--- Problem requirements ---
Output the records below word for word, starting at their first line and ending with the line that contains "home-button[interactable] bbox=[512, 2133, 564, 2185]". Include that last line.

(Excerpt from a dataset)

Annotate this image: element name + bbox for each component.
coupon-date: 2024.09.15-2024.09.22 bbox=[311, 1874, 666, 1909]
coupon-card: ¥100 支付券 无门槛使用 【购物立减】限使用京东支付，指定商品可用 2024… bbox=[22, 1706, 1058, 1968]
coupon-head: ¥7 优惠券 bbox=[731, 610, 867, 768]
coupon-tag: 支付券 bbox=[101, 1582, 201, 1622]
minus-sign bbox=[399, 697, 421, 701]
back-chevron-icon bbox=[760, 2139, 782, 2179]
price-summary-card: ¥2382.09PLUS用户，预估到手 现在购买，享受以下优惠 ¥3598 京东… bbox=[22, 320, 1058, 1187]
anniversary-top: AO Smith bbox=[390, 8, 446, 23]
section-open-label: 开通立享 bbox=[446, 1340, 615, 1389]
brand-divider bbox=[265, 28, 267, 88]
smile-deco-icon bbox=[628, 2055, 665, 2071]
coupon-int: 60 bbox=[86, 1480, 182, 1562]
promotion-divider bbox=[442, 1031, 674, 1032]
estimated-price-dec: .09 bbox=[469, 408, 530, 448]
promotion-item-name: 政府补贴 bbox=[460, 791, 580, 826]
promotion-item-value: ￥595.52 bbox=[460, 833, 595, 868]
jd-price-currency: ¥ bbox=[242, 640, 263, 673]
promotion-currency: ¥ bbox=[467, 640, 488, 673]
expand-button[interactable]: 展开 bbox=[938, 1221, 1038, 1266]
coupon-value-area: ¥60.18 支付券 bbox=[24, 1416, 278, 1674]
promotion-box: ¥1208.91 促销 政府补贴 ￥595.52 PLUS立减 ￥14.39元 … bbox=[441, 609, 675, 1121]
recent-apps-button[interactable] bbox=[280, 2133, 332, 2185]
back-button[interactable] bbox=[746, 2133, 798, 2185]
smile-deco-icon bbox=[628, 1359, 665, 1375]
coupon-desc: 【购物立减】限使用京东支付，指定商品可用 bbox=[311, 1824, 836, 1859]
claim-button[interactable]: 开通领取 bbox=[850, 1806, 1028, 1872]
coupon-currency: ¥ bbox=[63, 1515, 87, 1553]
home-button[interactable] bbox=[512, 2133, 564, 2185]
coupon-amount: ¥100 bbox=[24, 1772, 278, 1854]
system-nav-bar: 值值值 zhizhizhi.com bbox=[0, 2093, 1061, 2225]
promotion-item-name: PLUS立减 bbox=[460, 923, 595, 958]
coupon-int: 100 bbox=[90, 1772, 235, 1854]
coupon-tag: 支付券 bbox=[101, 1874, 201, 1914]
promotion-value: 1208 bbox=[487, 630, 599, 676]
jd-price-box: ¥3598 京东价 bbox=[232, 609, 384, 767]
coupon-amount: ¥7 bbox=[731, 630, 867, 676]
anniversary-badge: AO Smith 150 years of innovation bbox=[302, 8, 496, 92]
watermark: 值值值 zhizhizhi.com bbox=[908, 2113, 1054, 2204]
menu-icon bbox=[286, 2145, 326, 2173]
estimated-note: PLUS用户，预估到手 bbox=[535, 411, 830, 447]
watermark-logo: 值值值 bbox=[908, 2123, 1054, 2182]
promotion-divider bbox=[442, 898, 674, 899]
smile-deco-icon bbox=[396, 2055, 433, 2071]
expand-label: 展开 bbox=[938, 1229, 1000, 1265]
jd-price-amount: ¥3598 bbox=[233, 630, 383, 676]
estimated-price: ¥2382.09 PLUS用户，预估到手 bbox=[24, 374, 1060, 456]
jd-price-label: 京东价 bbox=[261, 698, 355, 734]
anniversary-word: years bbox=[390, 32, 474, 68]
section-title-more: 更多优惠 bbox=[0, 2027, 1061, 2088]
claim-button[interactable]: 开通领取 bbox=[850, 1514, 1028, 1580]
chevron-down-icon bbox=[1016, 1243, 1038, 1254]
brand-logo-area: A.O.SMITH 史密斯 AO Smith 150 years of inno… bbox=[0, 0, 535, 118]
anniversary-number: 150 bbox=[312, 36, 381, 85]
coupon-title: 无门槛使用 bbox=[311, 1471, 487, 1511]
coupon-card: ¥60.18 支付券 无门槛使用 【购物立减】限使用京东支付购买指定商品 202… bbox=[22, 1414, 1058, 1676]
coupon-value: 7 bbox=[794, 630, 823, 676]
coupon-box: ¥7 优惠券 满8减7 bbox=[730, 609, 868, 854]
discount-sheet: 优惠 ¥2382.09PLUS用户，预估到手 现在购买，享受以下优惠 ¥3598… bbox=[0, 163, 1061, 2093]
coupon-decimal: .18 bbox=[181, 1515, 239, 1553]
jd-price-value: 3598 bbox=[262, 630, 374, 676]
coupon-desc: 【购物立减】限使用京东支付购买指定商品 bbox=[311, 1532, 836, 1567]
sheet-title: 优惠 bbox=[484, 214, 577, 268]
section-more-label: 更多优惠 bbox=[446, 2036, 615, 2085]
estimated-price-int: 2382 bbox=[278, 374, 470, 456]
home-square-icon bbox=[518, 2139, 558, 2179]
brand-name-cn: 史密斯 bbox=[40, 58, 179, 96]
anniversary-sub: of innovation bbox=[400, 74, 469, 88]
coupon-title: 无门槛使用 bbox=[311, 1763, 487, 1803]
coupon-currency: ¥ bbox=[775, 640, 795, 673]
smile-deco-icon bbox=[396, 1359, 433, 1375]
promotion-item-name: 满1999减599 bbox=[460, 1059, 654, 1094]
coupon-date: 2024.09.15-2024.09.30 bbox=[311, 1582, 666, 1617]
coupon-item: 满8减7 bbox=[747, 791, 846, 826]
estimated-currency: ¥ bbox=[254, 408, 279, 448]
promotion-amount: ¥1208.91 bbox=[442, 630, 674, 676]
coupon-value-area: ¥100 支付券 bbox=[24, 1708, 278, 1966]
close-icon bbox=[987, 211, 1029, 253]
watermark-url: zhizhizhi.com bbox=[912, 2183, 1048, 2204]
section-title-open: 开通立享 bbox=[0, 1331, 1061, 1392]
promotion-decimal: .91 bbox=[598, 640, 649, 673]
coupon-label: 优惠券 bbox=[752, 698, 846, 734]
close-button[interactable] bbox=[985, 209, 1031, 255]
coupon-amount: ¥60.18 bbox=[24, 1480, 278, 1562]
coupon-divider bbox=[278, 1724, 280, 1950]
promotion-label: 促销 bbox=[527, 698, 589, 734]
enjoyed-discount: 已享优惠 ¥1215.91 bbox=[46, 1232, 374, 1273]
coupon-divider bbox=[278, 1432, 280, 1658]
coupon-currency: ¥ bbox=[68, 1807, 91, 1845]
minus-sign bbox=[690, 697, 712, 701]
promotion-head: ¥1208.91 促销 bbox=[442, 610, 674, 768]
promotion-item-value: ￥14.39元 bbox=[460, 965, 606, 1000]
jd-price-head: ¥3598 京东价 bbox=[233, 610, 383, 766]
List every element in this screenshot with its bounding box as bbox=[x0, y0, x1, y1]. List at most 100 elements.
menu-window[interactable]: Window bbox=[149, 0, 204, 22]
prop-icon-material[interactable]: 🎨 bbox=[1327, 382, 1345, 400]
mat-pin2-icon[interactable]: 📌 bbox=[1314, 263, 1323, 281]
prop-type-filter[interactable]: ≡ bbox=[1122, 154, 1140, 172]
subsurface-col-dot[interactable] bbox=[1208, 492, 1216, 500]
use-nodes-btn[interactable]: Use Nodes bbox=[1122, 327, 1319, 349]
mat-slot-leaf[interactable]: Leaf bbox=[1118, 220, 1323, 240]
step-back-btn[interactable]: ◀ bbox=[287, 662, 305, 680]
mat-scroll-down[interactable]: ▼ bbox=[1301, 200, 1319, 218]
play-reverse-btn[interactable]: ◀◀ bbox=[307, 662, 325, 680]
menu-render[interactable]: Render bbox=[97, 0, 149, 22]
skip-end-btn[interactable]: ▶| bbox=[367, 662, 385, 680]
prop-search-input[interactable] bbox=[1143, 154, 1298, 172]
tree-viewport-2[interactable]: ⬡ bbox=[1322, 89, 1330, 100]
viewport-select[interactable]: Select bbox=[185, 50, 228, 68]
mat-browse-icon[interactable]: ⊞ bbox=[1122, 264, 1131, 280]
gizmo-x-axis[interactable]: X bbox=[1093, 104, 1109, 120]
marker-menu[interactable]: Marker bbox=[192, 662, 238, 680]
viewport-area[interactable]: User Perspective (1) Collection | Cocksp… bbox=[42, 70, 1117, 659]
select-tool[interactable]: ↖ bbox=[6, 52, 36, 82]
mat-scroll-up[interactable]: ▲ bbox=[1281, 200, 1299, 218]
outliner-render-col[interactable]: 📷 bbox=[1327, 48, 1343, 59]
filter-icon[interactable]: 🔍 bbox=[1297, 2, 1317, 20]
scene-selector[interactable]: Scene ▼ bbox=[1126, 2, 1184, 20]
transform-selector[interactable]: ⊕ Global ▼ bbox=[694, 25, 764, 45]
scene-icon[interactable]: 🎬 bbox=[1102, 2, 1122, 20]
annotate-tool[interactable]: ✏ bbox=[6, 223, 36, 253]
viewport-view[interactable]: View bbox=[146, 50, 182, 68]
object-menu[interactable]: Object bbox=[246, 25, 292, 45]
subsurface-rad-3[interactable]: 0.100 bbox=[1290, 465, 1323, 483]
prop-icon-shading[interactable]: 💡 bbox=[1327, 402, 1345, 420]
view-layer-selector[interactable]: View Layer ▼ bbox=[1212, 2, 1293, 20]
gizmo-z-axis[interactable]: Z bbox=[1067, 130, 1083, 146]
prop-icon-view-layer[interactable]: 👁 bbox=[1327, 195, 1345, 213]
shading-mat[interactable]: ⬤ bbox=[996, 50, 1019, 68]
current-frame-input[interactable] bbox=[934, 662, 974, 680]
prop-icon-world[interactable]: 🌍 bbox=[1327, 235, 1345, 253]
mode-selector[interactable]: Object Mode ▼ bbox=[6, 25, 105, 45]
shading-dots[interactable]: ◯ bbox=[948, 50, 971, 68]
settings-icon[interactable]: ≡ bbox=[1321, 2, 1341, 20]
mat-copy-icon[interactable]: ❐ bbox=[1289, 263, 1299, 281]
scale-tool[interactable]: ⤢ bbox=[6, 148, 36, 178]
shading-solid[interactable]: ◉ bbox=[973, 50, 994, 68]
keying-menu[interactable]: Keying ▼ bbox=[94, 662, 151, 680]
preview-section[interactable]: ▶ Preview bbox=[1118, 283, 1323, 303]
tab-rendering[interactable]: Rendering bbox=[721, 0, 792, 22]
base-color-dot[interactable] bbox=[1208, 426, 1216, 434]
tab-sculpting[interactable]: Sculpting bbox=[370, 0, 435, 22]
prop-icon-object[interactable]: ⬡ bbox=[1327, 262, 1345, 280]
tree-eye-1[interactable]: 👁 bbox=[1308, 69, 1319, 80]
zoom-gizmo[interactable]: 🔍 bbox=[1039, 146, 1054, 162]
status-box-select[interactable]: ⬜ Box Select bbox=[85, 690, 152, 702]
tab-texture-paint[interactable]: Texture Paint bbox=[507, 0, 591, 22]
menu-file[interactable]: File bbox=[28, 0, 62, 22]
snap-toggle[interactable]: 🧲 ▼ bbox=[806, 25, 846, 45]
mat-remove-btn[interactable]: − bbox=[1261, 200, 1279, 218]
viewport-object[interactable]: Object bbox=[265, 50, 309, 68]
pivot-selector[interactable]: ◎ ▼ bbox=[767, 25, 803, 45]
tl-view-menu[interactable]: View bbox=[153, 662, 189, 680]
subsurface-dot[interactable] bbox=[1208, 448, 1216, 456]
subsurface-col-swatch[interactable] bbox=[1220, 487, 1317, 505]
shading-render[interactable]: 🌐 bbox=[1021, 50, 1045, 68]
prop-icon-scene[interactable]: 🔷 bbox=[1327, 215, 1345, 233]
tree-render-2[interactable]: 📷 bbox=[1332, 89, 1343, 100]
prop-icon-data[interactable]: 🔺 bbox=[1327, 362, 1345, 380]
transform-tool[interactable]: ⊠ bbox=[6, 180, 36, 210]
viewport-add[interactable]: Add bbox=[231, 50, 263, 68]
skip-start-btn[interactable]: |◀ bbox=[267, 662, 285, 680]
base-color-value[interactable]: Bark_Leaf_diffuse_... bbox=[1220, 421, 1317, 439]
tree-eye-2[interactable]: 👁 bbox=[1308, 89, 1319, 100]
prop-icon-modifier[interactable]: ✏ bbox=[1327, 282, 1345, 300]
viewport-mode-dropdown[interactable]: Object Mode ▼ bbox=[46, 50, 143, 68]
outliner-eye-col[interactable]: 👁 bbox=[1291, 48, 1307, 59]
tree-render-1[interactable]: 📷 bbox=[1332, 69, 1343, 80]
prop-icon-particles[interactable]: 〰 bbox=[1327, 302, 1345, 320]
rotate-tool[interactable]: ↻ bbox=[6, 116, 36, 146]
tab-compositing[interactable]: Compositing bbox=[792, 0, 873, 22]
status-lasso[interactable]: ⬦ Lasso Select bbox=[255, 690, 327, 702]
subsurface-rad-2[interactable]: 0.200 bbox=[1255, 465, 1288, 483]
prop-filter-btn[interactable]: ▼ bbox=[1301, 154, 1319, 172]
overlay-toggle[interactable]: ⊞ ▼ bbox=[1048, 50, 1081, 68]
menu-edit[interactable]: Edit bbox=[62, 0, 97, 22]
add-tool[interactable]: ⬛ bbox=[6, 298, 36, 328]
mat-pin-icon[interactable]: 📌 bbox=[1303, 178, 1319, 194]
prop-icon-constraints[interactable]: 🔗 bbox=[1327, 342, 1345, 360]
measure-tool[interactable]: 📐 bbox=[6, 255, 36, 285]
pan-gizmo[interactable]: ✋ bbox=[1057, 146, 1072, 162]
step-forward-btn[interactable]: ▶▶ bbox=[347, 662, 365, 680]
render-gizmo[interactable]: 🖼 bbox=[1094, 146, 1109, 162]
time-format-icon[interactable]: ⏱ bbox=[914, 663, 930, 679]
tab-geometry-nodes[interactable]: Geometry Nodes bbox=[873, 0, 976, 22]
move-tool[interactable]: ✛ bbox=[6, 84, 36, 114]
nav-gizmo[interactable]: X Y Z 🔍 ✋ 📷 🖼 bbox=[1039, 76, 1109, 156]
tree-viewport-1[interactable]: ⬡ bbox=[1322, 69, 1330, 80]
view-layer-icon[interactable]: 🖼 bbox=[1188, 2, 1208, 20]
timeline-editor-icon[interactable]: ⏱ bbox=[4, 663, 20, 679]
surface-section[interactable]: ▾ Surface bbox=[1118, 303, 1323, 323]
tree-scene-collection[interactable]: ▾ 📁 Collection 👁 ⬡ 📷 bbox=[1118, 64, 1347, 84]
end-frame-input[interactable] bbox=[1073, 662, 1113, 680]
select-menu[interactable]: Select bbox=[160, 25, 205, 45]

--- Answer to this exercise ---
Annotate this image: element name + bbox for each component.
coupon-date: 2024.09.15-2024.09.22 bbox=[311, 1874, 666, 1909]
coupon-card: ¥100 支付券 无门槛使用 【购物立减】限使用京东支付，指定商品可用 2024… bbox=[22, 1706, 1058, 1968]
coupon-head: ¥7 优惠券 bbox=[731, 610, 867, 768]
coupon-tag: 支付券 bbox=[101, 1582, 201, 1622]
minus-sign bbox=[399, 697, 421, 701]
back-chevron-icon bbox=[760, 2139, 782, 2179]
price-summary-card: ¥2382.09PLUS用户，预估到手 现在购买，享受以下优惠 ¥3598 京东… bbox=[22, 320, 1058, 1187]
anniversary-top: AO Smith bbox=[390, 8, 446, 23]
section-open-label: 开通立享 bbox=[446, 1340, 615, 1389]
brand-divider bbox=[265, 28, 267, 88]
smile-deco-icon bbox=[628, 2055, 665, 2071]
coupon-int: 60 bbox=[86, 1480, 182, 1562]
promotion-divider bbox=[442, 1031, 674, 1032]
estimated-price-dec: .09 bbox=[469, 408, 530, 448]
promotion-item-name: 政府补贴 bbox=[460, 791, 580, 826]
promotion-item-value: ￥595.52 bbox=[460, 833, 595, 868]
jd-price-currency: ¥ bbox=[242, 640, 263, 673]
promotion-currency: ¥ bbox=[467, 640, 488, 673]
expand-button[interactable]: 展开 bbox=[938, 1221, 1038, 1266]
coupon-value-area: ¥60.18 支付券 bbox=[24, 1416, 278, 1674]
promotion-box: ¥1208.91 促销 政府补贴 ￥595.52 PLUS立减 ￥14.39元 … bbox=[441, 609, 675, 1121]
recent-apps-button[interactable] bbox=[280, 2133, 332, 2185]
back-button[interactable] bbox=[746, 2133, 798, 2185]
smile-deco-icon bbox=[628, 1359, 665, 1375]
coupon-desc: 【购物立减】限使用京东支付，指定商品可用 bbox=[311, 1824, 836, 1859]
claim-button[interactable]: 开通领取 bbox=[850, 1806, 1028, 1872]
coupon-currency: ¥ bbox=[63, 1515, 87, 1553]
home-button[interactable] bbox=[512, 2133, 564, 2185]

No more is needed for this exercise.